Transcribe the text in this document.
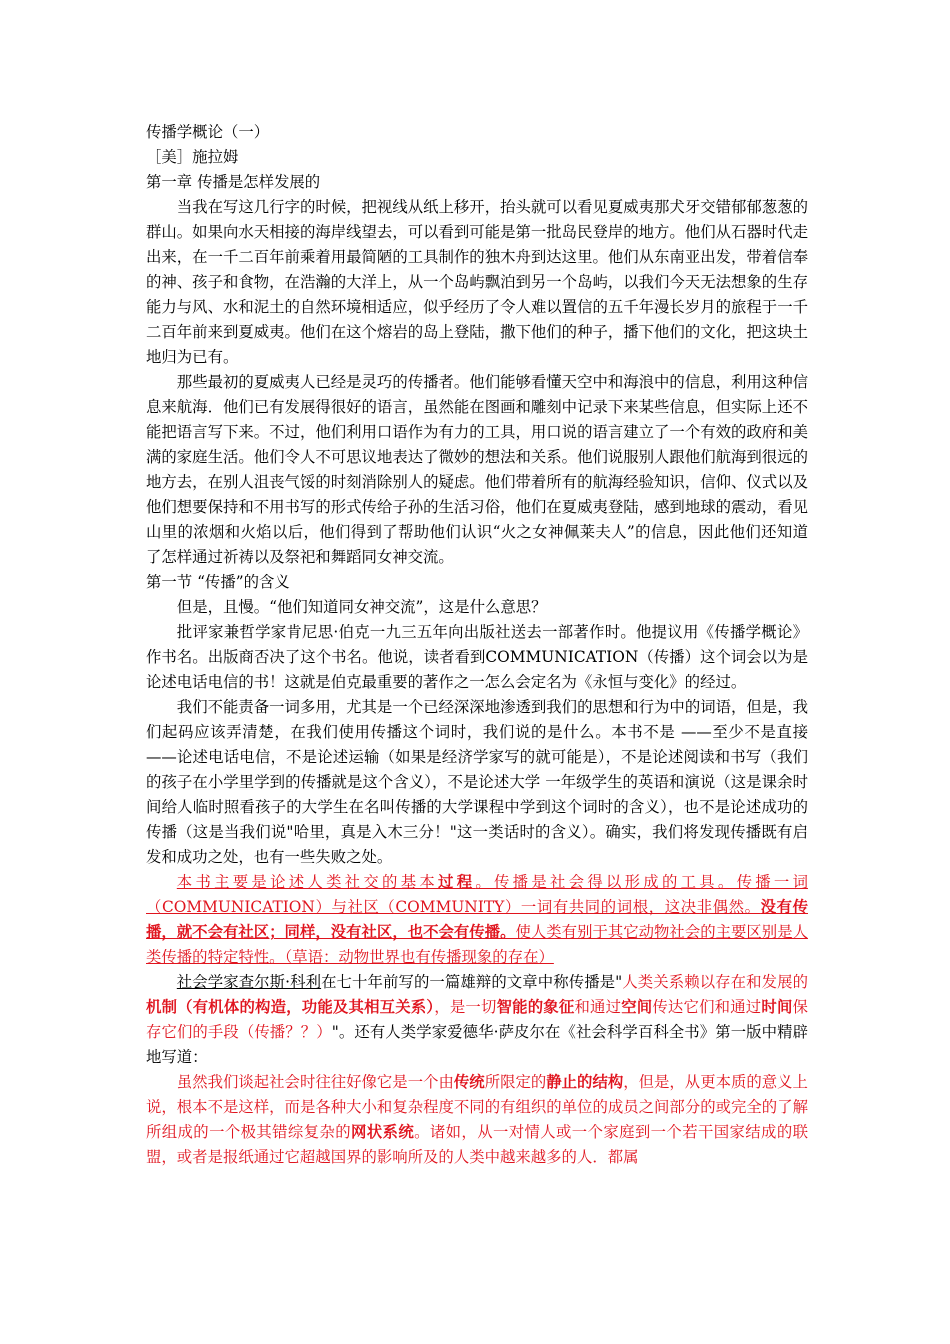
传播学概论（一）

［美］施拉姆

第一章 传播是怎样发展的

当我在写这几行字的时候，把视线从纸上移开，抬头就可以看见夏威夷那犬牙交错郁郁葱葱的群山。如果向水天相接的海岸线望去，可以看到可能是第一批岛民登岸的地方。他们从石器时代走出来，在一千二百年前乘着用最简陋的工具制作的独木舟到达这里。他们从东南亚出发，带着信奉的神、孩子和食物，在浩瀚的大洋上，从一个岛屿飘泊到另一个岛屿，以我们今天无法想象的生存能力与风、水和泥土的自然环境相适应，似乎经历了令人难以置信的五千年漫长岁月的旅程于一千二百年前来到夏威夷。他们在这个熔岩的岛上登陆，撒下他们的种子，播下他们的文化，把这块土地归为已有。

那些最初的夏威夷人已经是灵巧的传播者。他们能够看懂天空中和海浪中的信息，利用这种信息来航海．他们已有发展得很好的语言，虽然能在图画和雕刻中记录下来某些信息，但实际上还不能把语言写下来。不过，他们利用口语作为有力的工具，用口说的语言建立了一个有效的政府和美满的家庭生活。他们令人不可思议地表达了微妙的想法和关系。他们说服别人跟他们航海到很远的地方去，在别人沮丧气馁的时刻消除别人的疑虑。他们带着所有的航海经验知识，信仰、仪式以及他们想要保持和不用书写的形式传给子孙的生活习俗，他们在夏威夷登陆，感到地球的震动，看见山里的浓烟和火焰以后，他们得到了帮助他们认识“火之女神佩莱夫人”的信息，因此他们还知道了怎样通过祈祷以及祭祀和舞蹈同女神交流。

第一节 “传播”的含义

但是，且慢。“他们知道同女神交流”，这是什么意思？

批评家兼哲学家肯尼思·伯克一九三五年向出版社送去一部著作时。他提议用《传播学概论》作书名。出版商否决了这个书名。他说，读者看到COMMUNICATION（传播）这个词会以为是论述电话电信的书！这就是伯克最重要的著作之一怎么会定名为《永恒与变化》的经过。

我们不能责备一词多用，尤其是一个已经深深地渗透到我们的思想和行为中的词语，但是，我们起码应该弄清楚，在我们使用传播这个词时，我们说的是什么。本书不是 ——至少不是直接——论述电话电信，不是论述运输（如果是经济学家写的就可能是），不是论述阅读和书写（我们的孩子在小学里学到的传播就是这个含义），不是论述大学 一年级学生的英语和演说（这是课余时间给人临时照看孩子的大学生在名叫传播的大学课程中学到这个词时的含义），也不是论述成功的传播（这是当我们说"哈里，真是入木三分！"这一类话时的含义）。确实，我们将发现传播既有启发和成功之处，也有一些失败之处。

本书主要是论述人类社交的基本过程。传播是社会得以形成的工具。传播一词（COMMUNICATION）与社区（COMMUNITY）一词有共同的词根，这决非偶然。没有传播，就不会有社区；同样，没有社区，也不会有传播。使人类有别于其它动物社会的主要区别是人类传播的特定特性。（草语：动物世界也有传播现象的存在）

社会学家查尔斯·科利在七十年前写的一篇雄辩的文章中称传播是"人类关系赖以存在和发展的机制（有机体的构造，功能及其相互关系），是一切智能的象征和通过空间传达它们和通过时间保存它们的手段（传播？？）"。还有人类学家爱德华·萨皮尔在《社会科学百科全书》第一版中精辟地写道：

虽然我们谈起社会时往往好像它是一个由传统所限定的静止的结构，但是，从更本质的意义上说，根本不是这样，而是各种大小和复杂程度不同的有组织的单位的成员之间部分的或完全的了解所组成的一个极其错综复杂的网状系统。诸如，从一对情人或一个家庭到一个若干国家结成的联盟，或者是报纸通过它超越国界的影响所及的人类中越来越多的人．都属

## WHAT IS NEEDED
Find "传播学概论". Copy every line it occurs in.

## FINISHED ANSWER
传播学概论（一）
批评家兼哲学家肯尼思·伯克一九三五年向出版社送去一部著作时。他提议用《传播学概论》作书名。出版商否决了这个书名。他说，读者看到COMMUNICATION（传播）这个词会以为是论述电话电信的书！这就是伯克最重要的著作之一怎么会定名为《永恒与变化》的经过。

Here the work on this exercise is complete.